**Set task**
Present every line in which the string "this" appears.

**Rows**
════════

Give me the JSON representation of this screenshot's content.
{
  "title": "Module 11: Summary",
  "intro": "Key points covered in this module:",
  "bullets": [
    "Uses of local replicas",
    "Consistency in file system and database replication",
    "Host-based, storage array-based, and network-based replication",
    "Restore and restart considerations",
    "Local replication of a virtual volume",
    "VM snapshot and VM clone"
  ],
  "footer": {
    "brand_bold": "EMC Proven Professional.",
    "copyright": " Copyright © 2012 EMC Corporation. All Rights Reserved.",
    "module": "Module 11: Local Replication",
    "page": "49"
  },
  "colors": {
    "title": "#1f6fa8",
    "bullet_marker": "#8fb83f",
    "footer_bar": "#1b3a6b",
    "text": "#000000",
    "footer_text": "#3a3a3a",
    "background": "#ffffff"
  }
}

════════

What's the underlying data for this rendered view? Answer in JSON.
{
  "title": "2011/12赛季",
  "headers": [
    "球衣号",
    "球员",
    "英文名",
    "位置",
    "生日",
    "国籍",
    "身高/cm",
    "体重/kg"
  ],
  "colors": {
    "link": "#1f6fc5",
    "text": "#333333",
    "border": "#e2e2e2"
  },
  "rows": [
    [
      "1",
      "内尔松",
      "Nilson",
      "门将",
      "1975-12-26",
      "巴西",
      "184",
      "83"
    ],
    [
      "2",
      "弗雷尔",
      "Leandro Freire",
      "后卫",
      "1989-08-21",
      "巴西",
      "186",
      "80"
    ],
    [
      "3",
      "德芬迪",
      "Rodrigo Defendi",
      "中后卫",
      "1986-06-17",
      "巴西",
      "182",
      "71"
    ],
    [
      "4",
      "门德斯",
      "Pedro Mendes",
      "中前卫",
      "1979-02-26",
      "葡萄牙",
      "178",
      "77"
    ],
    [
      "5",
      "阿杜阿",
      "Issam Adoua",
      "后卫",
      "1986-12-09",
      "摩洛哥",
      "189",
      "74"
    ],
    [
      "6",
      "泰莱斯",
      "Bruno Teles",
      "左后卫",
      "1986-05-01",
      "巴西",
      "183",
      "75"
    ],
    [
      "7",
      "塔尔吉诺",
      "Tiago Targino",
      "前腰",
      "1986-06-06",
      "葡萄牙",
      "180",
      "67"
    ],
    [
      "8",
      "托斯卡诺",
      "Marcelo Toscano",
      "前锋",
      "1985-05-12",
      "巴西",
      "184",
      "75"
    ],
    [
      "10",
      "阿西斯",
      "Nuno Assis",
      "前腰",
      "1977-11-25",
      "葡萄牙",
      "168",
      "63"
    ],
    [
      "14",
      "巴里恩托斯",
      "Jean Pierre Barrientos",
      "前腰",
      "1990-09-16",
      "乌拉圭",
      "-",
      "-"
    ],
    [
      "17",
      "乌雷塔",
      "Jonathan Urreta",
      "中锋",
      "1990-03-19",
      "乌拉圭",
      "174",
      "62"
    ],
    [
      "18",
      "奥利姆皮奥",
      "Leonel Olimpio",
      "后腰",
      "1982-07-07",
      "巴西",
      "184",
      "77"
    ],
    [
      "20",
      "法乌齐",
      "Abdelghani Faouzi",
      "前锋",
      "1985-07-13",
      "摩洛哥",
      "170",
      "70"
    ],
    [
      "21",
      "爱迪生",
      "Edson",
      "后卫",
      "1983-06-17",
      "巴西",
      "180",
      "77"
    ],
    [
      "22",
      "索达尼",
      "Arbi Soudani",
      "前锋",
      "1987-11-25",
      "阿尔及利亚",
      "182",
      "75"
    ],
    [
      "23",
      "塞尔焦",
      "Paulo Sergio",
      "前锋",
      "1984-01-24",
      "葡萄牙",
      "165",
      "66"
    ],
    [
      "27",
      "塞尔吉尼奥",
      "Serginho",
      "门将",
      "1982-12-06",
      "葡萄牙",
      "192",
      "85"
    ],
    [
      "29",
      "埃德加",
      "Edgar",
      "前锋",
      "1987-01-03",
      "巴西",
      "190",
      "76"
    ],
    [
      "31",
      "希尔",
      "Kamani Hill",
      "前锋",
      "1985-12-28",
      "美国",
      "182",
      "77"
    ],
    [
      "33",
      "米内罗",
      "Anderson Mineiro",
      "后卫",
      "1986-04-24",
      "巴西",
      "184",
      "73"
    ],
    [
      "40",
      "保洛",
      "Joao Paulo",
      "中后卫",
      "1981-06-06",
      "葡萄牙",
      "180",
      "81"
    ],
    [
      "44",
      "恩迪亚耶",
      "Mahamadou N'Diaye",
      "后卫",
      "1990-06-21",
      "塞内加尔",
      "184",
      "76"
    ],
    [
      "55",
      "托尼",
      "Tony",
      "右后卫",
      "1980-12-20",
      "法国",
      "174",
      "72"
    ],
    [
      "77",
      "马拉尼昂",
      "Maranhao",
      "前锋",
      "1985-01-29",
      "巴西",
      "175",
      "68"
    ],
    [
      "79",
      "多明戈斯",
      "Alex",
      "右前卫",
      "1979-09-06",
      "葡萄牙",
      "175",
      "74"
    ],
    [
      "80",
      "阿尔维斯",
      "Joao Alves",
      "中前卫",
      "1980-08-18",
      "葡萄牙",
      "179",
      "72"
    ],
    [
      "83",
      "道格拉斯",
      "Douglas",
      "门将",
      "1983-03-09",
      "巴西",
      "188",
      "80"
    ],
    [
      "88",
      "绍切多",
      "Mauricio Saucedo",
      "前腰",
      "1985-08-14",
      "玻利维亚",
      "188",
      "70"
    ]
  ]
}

════════

**Reply to the exercise**
Give me the JSON representation of this screenshot's content.
  "intro": "Key points covered in this module:",
What's the underlying data for this rendered view? Answer in JSON.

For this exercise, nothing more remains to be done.